Dataset records -
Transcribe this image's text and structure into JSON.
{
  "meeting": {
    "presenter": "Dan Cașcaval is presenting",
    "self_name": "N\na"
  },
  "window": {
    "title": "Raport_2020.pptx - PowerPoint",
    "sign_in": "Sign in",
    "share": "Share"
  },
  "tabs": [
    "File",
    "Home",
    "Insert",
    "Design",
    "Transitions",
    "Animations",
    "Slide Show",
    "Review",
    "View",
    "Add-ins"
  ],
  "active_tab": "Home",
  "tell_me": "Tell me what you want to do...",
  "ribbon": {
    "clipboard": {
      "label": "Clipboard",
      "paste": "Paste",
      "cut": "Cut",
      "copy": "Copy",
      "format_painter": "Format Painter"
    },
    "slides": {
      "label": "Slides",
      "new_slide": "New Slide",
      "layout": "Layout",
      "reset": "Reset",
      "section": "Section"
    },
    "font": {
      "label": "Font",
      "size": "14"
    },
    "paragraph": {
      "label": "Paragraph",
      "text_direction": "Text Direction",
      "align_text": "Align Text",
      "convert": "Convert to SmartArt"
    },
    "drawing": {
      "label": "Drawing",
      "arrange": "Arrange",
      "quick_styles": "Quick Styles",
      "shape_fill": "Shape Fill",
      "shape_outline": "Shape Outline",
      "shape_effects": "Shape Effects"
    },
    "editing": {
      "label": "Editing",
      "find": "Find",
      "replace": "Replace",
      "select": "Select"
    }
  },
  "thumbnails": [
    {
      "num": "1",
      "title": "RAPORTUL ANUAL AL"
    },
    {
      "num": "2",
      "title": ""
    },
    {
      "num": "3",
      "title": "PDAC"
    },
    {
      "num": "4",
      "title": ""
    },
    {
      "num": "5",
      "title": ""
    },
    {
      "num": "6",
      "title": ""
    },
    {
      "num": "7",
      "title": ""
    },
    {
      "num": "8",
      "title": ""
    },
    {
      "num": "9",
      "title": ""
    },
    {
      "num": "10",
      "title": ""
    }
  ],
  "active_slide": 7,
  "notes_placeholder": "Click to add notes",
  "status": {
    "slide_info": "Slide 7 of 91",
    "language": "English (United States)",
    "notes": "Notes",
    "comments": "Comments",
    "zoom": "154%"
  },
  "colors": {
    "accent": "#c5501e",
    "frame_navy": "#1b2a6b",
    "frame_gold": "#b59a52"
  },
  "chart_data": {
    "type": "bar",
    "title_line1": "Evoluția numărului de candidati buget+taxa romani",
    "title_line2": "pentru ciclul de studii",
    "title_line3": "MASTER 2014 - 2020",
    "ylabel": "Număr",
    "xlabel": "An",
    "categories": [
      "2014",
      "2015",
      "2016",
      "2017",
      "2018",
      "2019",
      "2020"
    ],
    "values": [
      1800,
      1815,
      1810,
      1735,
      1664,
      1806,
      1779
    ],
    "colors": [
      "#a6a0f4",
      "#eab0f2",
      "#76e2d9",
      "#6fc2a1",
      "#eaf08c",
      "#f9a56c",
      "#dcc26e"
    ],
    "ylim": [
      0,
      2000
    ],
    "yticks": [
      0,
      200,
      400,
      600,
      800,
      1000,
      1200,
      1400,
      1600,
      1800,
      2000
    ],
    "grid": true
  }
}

Task to carry out - Return all of the entries exactly as written.

The output -
Transcribe this image's text and structure into JSON.
{
  "meeting": {
    "presenter": "Dan Cașcaval is presenting",
    "self_name": "N\na"
  },
  "window": {
    "title": "Raport_2020.pptx - PowerPoint",
    "sign_in": "Sign in",
    "share": "Share"
  },
  "tabs": [
    "File",
    "Home",
    "Insert",
    "Design",
    "Transitions",
    "Animations",
    "Slide Show",
    "Review",
    "View",
    "Add-ins"
  ],
  "active_tab": "Home",
  "tell_me": "Tell me what you want to do...",
  "ribbon": {
    "clipboard": {
      "label": "Clipboard",
      "paste": "Paste",
      "cut": "Cut",
      "copy": "Copy",
      "format_painter": "Format Painter"
    },
    "slides": {
      "label": "Slides",
      "new_slide": "New Slide",
      "layout": "Layout",
      "reset": "Reset",
      "section": "Section"
    },
    "font": {
      "label": "Font",
      "size": "14"
    },
    "paragraph": {
      "label": "Paragraph",
      "text_direction": "Text Direction",
      "align_text": "Align Text",
      "convert": "Convert to SmartArt"
    },
    "drawing": {
      "label": "Drawing",
      "arrange": "Arrange",
      "quick_styles": "Quick Styles",
      "shape_fill": "Shape Fill",
      "shape_outline": "Shape Outline",
      "shape_effects": "Shape Effects"
    },
    "editing": {
      "label": "Editing",
      "find": "Find",
      "replace": "Replace",
      "select": "Select"
    }
  },
  "thumbnails": [
    {
      "num": "1",
      "title": "RAPORTUL ANUAL AL"
    },
    {
      "num": "2",
      "title": ""
    },
    {
      "num": "3",
      "title": "PDAC"
    },
    {
      "num": "4",
      "title": ""
    },
    {
      "num": "5",
      "title": ""
    },
    {
      "num": "6",
      "title": ""
    },
    {
      "num": "7",
      "title": ""
    },
    {
      "num": "8",
      "title": ""
    },
    {
      "num": "9",
      "title": ""
    },
    {
      "num": "10",
      "title": ""
    }
  ],
  "active_slide": 7,
  "notes_placeholder": "Click to add notes",
  "status": {
    "slide_info": "Slide 7 of 91",
    "language": "English (United States)",
    "notes": "Notes",
    "comments": "Comments",
    "zoom": "154%"
  },
  "colors": {
    "accent": "#c5501e",
    "frame_navy": "#1b2a6b",
    "frame_gold": "#b59a52"
  },
  "chart_data": {
    "type": "bar",
    "title_line1": "Evoluția numărului de candidati buget+taxa romani",
    "title_line2": "pentru ciclul de studii",
    "title_line3": "MASTER 2014 - 2020",
    "ylabel": "Număr",
    "xlabel": "An",
    "categories": [
      "2014",
      "2015",
      "2016",
      "2017",
      "2018",
      "2019",
      "2020"
    ],
    "values": [
      1800,
      1815,
      1810,
      1735,
      1664,
      1806,
      1779
    ],
    "colors": [
      "#a6a0f4",
      "#eab0f2",
      "#76e2d9",
      "#6fc2a1",
      "#eaf08c",
      "#f9a56c",
      "#dcc26e"
    ],
    "ylim": [
      0,
      2000
    ],
    "yticks": [
      0,
      200,
      400,
      600,
      800,
      1000,
      1200,
      1400,
      1600,
      1800,
      2000
    ],
    "grid": true
  }
}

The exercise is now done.